Work to complete:
Extract every line of the listing below character for character, and leave out the picture.

Provided records:

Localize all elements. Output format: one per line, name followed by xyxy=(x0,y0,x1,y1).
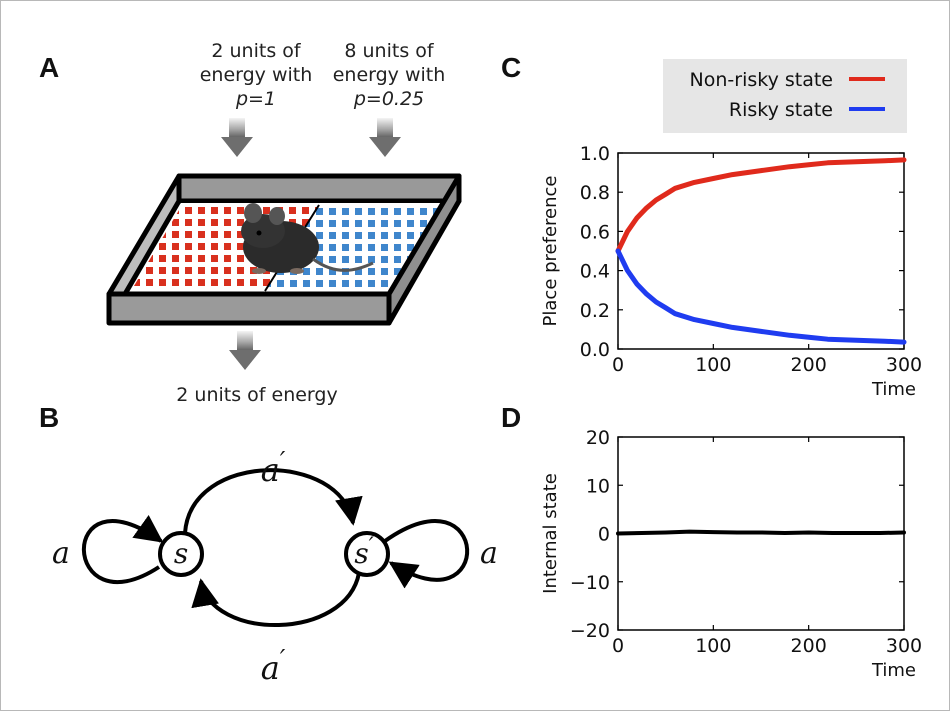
right-label-line-1: 8 units of xyxy=(344,40,435,62)
x-axis-label: Time xyxy=(871,379,916,400)
internal-state-chart: 0 100 200 300 −20 −10 0 10 20 Time Internal state xyxy=(540,427,922,681)
panel-c: C 0 100 200 300 0.0 0.2 0.4 0.6 0.8 1.0 Time Place … xyxy=(501,52,922,400)
y-tick-label: −10 xyxy=(570,572,610,594)
bottom-arc-arrow xyxy=(191,572,361,628)
right-loop-label: a xyxy=(480,536,498,571)
x-tick-label: 200 xyxy=(791,354,827,376)
y-tick-label: 0 xyxy=(598,524,610,546)
bottom-label: 2 units of energy xyxy=(176,384,337,406)
x-tick-label: 100 xyxy=(695,354,731,376)
y-tick-label: 0.6 xyxy=(580,221,610,243)
x-tick-label: 0 xyxy=(612,635,624,657)
blue-tile-area xyxy=(265,205,455,291)
plot-frame xyxy=(617,152,905,350)
x-tick-label: 200 xyxy=(791,635,827,657)
series-line-non-risky-state xyxy=(615,157,907,254)
panel-d: D 0 100 200 300 −20 −10 0 10 20 Time Internal stat… xyxy=(501,402,922,681)
right-loop-arrow xyxy=(383,519,470,589)
series-line-risky-state xyxy=(615,248,907,345)
y-tick-label: −20 xyxy=(570,620,610,642)
x-tick-label: 0 xyxy=(612,354,624,376)
y-tick-label: 0.0 xyxy=(580,339,610,361)
panel-letter-c: C xyxy=(501,52,521,83)
panel-letter-a: A xyxy=(39,52,59,83)
legend-box xyxy=(663,59,907,133)
y-axis-label: Internal state xyxy=(540,473,561,594)
y-tick-label: 0.4 xyxy=(580,261,610,283)
left-label-line-3: p=1 xyxy=(235,88,276,110)
bottom-arc-label: a′ xyxy=(261,645,286,687)
left-loop-arrow xyxy=(81,514,164,584)
panel-a: A 2 units of energy with p=1 8 units of … xyxy=(39,40,462,406)
state-s-prime-node xyxy=(344,531,390,577)
right-label-line-3: p=0.25 xyxy=(353,88,424,110)
place-preference-chart: 0 100 200 300 0.0 0.2 0.4 0.6 0.8 1.0 Time Place pr… xyxy=(540,59,922,400)
chart-legend: Non-risky state Risky state xyxy=(663,59,907,133)
x-axis-label: Time xyxy=(871,660,916,681)
legend-label: Non-risky state xyxy=(690,69,833,91)
state-s-node xyxy=(158,531,204,577)
left-loop-label: a xyxy=(52,536,70,571)
right-label-line-2: energy with xyxy=(333,64,446,86)
series-line xyxy=(616,529,906,536)
down-arrow-icon xyxy=(229,331,261,370)
down-arrow-icon xyxy=(369,118,401,157)
mouse-icon xyxy=(241,203,374,274)
state-s-label: s xyxy=(174,537,188,570)
x-tick-label: 100 xyxy=(695,635,731,657)
y-tick-label: 10 xyxy=(586,475,610,497)
left-label-line-1: 2 units of xyxy=(211,40,302,62)
y-tick-label: 1.0 xyxy=(580,143,610,165)
top-arc-label: a′ xyxy=(261,447,286,489)
x-tick-label: 300 xyxy=(886,354,922,376)
y-tick-label: 20 xyxy=(586,427,610,449)
box-back-wall xyxy=(176,173,462,204)
panel-b: B s s′ a a a′ a′ xyxy=(39,402,498,687)
y-axis-label: Place preference xyxy=(540,176,561,327)
y-tick-label: 0.2 xyxy=(580,300,610,322)
x-tick-label: 300 xyxy=(886,635,922,657)
y-tick-label: 0.8 xyxy=(580,182,610,204)
box-front-wall xyxy=(106,291,392,326)
left-label-line-2: energy with xyxy=(200,64,313,86)
panel-letter-d: D xyxy=(501,402,521,433)
legend-label: Risky state xyxy=(729,99,833,121)
down-arrow-icon xyxy=(221,118,253,157)
top-arc-arrow xyxy=(183,468,363,534)
state-s-prime-label: s′ xyxy=(354,534,373,570)
panel-letter-b: B xyxy=(39,402,59,433)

Result:
Localize all elements. Output format: one per line, name followed by xyxy=(x0,y0,x1,y1).
right-label-line-1: 8 units of xyxy=(344,40,435,62)
x-axis-label: Time xyxy=(871,379,916,400)
internal-state-chart: 0 100 200 300 −20 −10 0 10 20 Time Internal state xyxy=(540,427,922,681)
panel-c: C 0 100 200 300 0.0 0.2 0.4 0.6 0.8 1.0 Time Place … xyxy=(501,52,922,400)
y-tick-label: −10 xyxy=(570,572,610,594)
bottom-arc-arrow xyxy=(191,572,361,628)
right-loop-label: a xyxy=(480,536,498,571)
x-tick-label: 200 xyxy=(791,354,827,376)
y-tick-label: 0 xyxy=(598,524,610,546)
bottom-label: 2 units of energy xyxy=(176,384,337,406)
x-tick-label: 100 xyxy=(695,354,731,376)
y-tick-label: 0.6 xyxy=(580,221,610,243)
x-tick-label: 0 xyxy=(612,635,624,657)
blue-tile-area xyxy=(265,205,455,291)
plot-frame xyxy=(617,152,905,350)
x-tick-label: 200 xyxy=(791,635,827,657)
series-line-non-risky-state xyxy=(615,157,907,254)
panel-d: D 0 100 200 300 −20 −10 0 10 20 Time Internal stat… xyxy=(501,402,922,681)
right-loop-arrow xyxy=(383,519,470,589)
series-line-risky-state xyxy=(615,248,907,345)
y-tick-label: −20 xyxy=(570,620,610,642)
x-tick-label: 0 xyxy=(612,354,624,376)
y-tick-label: 0.0 xyxy=(580,339,610,361)
panel-letter-c: C xyxy=(501,52,521,83)
panel-letter-a: A xyxy=(39,52,59,83)
legend-box xyxy=(663,59,907,133)
y-axis-label: Internal state xyxy=(540,473,561,594)
y-tick-label: 0.4 xyxy=(580,261,610,283)
left-label-line-3: p=1 xyxy=(235,88,276,110)
bottom-arc-label: a′ xyxy=(261,645,286,687)
left-loop-arrow xyxy=(81,514,164,584)
panel-a: A 2 units of energy with p=1 8 units of … xyxy=(39,40,462,406)
state-s-prime-node xyxy=(344,531,390,577)
right-label-line-3: p=0.25 xyxy=(353,88,424,110)
place-preference-chart: 0 100 200 300 0.0 0.2 0.4 0.6 0.8 1.0 Time Place pr… xyxy=(540,59,922,400)
chart-legend: Non-risky state Risky state xyxy=(663,59,907,133)
x-axis-label: Time xyxy=(871,660,916,681)
legend-label: Non-risky state xyxy=(690,69,833,91)
state-s-node xyxy=(158,531,204,577)
left-loop-label: a xyxy=(52,536,70,571)
right-label-line-2: energy with xyxy=(333,64,446,86)
series-line xyxy=(616,529,906,536)
down-arrow-icon xyxy=(229,331,261,370)
down-arrow-icon xyxy=(369,118,401,157)
mouse-icon xyxy=(241,203,374,274)
state-s-label: s xyxy=(174,537,188,570)
x-tick-label: 100 xyxy=(695,635,731,657)
y-tick-label: 10 xyxy=(586,475,610,497)
left-label-line-1: 2 units of xyxy=(211,40,302,62)
y-tick-label: 1.0 xyxy=(580,143,610,165)
top-arc-label: a′ xyxy=(261,447,286,489)
x-tick-label: 300 xyxy=(886,354,922,376)
y-tick-label: 20 xyxy=(586,427,610,449)
box-back-wall xyxy=(176,173,462,204)
panel-b: B s s′ a a a′ a′ xyxy=(39,402,498,687)
y-axis-label: Place preference xyxy=(540,176,561,327)
y-tick-label: 0.2 xyxy=(580,300,610,322)
x-tick-label: 300 xyxy=(886,635,922,657)
y-tick-label: 0.8 xyxy=(580,182,610,204)
box-front-wall xyxy=(106,291,392,326)
left-label-line-2: energy with xyxy=(200,64,313,86)
panel-letter-d: D xyxy=(501,402,521,433)
legend-label: Risky state xyxy=(729,99,833,121)
down-arrow-icon xyxy=(221,118,253,157)
top-arc-arrow xyxy=(183,468,363,534)
state-s-prime-label: s′ xyxy=(354,534,373,570)
panel-letter-b: B xyxy=(39,402,59,433)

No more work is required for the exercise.